_Direction:_ The exercise asks you to copy every line below in which "this" appears.

[Structured figure records]
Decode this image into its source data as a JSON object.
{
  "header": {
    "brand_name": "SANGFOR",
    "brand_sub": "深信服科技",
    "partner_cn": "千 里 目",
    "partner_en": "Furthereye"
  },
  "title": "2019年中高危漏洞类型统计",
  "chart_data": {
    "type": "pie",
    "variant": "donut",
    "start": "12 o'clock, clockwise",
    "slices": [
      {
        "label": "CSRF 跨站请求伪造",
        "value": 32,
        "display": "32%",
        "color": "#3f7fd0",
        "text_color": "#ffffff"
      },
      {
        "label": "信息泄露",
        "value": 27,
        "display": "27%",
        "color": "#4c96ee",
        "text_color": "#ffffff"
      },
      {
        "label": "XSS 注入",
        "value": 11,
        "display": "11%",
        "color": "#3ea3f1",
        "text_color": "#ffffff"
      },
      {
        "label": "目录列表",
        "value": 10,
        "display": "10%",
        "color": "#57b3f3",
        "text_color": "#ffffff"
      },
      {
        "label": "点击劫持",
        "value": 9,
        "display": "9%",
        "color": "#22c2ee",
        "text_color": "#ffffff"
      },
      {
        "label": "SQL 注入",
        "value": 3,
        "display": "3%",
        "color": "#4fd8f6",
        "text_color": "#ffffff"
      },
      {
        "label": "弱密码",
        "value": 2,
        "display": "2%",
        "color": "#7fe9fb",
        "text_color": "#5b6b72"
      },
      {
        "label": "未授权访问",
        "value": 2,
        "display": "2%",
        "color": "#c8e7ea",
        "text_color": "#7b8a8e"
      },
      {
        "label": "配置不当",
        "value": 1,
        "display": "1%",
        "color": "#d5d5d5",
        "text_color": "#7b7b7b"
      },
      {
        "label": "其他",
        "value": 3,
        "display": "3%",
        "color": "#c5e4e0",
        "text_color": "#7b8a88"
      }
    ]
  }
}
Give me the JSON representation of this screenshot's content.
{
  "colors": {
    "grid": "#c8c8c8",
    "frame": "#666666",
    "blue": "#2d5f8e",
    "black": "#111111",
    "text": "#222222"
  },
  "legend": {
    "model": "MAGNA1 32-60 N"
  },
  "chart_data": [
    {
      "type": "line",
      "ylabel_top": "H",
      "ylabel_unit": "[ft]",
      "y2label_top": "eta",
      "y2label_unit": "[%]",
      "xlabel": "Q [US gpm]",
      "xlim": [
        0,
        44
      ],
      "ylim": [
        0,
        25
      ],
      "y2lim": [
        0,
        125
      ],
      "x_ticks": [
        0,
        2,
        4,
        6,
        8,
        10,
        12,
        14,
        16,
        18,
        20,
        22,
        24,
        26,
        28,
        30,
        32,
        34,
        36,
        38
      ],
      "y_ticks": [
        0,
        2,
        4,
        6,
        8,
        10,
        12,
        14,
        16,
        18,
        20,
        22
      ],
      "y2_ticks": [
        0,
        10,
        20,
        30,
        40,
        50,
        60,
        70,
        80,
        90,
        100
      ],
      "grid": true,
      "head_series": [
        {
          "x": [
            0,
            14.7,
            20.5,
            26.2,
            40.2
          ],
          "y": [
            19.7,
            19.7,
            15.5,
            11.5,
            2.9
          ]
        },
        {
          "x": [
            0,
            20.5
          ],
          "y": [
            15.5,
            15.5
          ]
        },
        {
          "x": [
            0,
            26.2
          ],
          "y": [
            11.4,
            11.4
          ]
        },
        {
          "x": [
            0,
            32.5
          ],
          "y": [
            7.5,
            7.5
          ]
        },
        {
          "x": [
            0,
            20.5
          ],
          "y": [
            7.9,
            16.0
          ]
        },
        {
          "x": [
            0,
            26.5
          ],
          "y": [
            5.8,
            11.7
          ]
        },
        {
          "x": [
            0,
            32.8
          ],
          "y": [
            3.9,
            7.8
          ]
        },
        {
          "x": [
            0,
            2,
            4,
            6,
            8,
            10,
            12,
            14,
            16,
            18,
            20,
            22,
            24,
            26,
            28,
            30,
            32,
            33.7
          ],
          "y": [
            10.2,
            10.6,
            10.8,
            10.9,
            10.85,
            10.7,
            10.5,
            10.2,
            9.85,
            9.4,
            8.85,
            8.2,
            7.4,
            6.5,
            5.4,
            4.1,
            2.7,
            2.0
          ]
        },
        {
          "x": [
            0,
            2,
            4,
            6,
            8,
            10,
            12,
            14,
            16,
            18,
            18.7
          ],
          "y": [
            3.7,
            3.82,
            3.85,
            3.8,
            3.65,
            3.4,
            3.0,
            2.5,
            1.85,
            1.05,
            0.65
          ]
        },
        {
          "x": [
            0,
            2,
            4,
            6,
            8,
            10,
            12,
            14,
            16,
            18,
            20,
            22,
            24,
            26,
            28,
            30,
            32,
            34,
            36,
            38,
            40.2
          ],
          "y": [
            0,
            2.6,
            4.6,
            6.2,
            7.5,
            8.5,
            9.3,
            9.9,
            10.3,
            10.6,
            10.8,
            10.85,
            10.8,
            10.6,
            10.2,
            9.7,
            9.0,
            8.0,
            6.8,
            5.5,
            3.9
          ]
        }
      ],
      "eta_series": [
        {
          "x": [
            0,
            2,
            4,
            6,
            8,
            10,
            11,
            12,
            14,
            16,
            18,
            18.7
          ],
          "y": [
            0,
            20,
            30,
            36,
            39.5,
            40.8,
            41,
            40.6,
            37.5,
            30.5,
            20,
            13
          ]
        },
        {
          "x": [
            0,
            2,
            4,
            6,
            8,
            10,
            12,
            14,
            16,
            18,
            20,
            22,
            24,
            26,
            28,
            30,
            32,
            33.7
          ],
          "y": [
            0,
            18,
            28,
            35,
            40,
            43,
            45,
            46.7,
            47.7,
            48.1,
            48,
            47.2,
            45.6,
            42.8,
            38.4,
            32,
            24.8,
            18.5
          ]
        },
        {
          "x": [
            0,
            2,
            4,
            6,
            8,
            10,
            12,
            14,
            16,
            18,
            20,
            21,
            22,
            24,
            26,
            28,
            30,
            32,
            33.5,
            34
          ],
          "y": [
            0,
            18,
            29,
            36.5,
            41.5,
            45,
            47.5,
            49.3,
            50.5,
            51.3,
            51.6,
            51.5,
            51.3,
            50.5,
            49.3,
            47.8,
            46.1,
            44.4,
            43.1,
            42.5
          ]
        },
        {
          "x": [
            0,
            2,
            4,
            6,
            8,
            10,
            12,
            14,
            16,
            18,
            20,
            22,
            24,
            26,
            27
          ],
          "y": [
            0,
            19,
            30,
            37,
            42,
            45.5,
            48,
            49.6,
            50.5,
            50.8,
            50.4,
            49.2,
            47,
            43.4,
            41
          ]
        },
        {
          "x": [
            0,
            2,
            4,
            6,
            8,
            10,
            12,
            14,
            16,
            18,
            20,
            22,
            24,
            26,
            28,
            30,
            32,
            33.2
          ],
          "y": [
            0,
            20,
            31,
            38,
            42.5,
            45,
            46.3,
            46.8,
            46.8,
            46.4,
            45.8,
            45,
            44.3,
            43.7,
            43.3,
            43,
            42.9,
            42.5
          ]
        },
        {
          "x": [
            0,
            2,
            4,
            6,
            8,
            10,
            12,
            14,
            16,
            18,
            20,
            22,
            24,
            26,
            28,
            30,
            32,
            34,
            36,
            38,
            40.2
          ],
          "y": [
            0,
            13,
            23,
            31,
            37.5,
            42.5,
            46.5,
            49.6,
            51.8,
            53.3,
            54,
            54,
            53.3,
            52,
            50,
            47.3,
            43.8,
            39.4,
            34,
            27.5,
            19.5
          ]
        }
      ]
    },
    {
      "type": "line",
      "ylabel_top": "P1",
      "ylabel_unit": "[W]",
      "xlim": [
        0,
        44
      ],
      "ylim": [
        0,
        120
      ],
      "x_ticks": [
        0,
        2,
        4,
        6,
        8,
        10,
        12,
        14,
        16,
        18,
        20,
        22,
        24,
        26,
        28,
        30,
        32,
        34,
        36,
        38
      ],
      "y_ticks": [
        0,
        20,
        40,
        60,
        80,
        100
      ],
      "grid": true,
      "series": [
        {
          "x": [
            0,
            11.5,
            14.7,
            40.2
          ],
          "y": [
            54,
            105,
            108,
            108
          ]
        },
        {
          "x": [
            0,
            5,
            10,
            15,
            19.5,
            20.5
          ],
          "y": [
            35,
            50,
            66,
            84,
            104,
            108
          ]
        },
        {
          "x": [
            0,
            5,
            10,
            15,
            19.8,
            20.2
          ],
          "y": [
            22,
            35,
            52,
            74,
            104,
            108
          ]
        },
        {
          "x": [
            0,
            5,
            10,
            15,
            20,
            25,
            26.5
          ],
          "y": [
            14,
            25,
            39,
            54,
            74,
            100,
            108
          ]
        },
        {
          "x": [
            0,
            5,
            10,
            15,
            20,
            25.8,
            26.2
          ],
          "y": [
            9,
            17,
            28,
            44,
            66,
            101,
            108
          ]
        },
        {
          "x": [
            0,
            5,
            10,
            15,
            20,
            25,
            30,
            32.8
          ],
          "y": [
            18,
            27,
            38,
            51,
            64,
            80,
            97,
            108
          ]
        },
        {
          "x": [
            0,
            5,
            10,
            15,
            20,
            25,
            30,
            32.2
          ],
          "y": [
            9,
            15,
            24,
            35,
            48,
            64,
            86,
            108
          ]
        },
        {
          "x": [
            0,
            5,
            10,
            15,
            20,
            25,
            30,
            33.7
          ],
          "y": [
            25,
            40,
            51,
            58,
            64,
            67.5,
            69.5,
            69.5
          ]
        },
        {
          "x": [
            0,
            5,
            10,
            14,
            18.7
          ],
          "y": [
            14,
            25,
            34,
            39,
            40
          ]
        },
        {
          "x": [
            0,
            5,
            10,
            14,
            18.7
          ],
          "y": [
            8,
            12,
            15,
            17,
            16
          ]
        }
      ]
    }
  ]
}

_Output below:_
Decode this image into its source data as a JSON object.
Give me the JSON representation of this screenshot's content.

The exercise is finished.